Required work> Copy out these entries line for line, with no changes.

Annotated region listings
○ ○ ○ ○
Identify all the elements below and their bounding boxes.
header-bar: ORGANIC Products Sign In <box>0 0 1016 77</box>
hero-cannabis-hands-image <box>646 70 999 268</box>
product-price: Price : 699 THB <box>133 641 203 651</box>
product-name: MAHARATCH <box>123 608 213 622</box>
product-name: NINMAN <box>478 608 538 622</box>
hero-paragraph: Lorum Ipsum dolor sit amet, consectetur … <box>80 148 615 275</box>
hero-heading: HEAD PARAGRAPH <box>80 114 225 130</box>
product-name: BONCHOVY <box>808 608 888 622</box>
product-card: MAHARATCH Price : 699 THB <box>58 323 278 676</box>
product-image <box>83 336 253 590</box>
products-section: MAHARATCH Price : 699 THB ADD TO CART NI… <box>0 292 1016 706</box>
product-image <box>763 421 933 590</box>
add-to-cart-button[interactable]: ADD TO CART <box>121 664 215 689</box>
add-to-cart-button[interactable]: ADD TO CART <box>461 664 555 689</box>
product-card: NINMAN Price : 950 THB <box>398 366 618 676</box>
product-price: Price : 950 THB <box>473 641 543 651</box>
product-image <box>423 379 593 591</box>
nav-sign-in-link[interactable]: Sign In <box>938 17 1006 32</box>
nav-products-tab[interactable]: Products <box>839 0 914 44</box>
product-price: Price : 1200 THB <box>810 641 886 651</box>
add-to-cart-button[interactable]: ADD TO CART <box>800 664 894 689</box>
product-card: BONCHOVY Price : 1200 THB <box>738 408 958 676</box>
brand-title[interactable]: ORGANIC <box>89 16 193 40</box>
○ ○ ○ ○
Worked answer>
Identify all the elements below and their bounding boxes.
header-bar: ORGANIC Products Sign In <box>0 0 1016 77</box>
hero-cannabis-hands-image <box>646 70 999 268</box>
product-price: Price : 699 THB <box>133 641 203 651</box>
product-name: MAHARATCH <box>123 608 213 622</box>
product-name: NINMAN <box>478 608 538 622</box>
hero-paragraph: Lorum Ipsum dolor sit amet, consectetur … <box>80 148 615 275</box>
hero-heading: HEAD PARAGRAPH <box>80 114 225 130</box>
product-name: BONCHOVY <box>808 608 888 622</box>
product-card: MAHARATCH Price : 699 THB <box>58 323 278 676</box>
product-image <box>83 336 253 590</box>
products-section: MAHARATCH Price : 699 THB ADD TO CART NI… <box>0 292 1016 706</box>
product-image <box>763 421 933 590</box>
add-to-cart-button[interactable]: ADD TO CART <box>121 664 215 689</box>
add-to-cart-button[interactable]: ADD TO CART <box>461 664 555 689</box>
product-card: NINMAN Price : 950 THB <box>398 366 618 676</box>
product-price: Price : 950 THB <box>473 641 543 651</box>
product-image <box>423 379 593 591</box>
nav-sign-in-link[interactable]: Sign In <box>938 17 1006 32</box>
nav-products-tab[interactable]: Products <box>839 0 914 44</box>
product-price: Price : 1200 THB <box>810 641 886 651</box>
add-to-cart-button[interactable]: ADD TO CART <box>800 664 894 689</box>
product-card: BONCHOVY Price : 1200 THB <box>738 408 958 676</box>
brand-title[interactable]: ORGANIC <box>89 16 193 40</box>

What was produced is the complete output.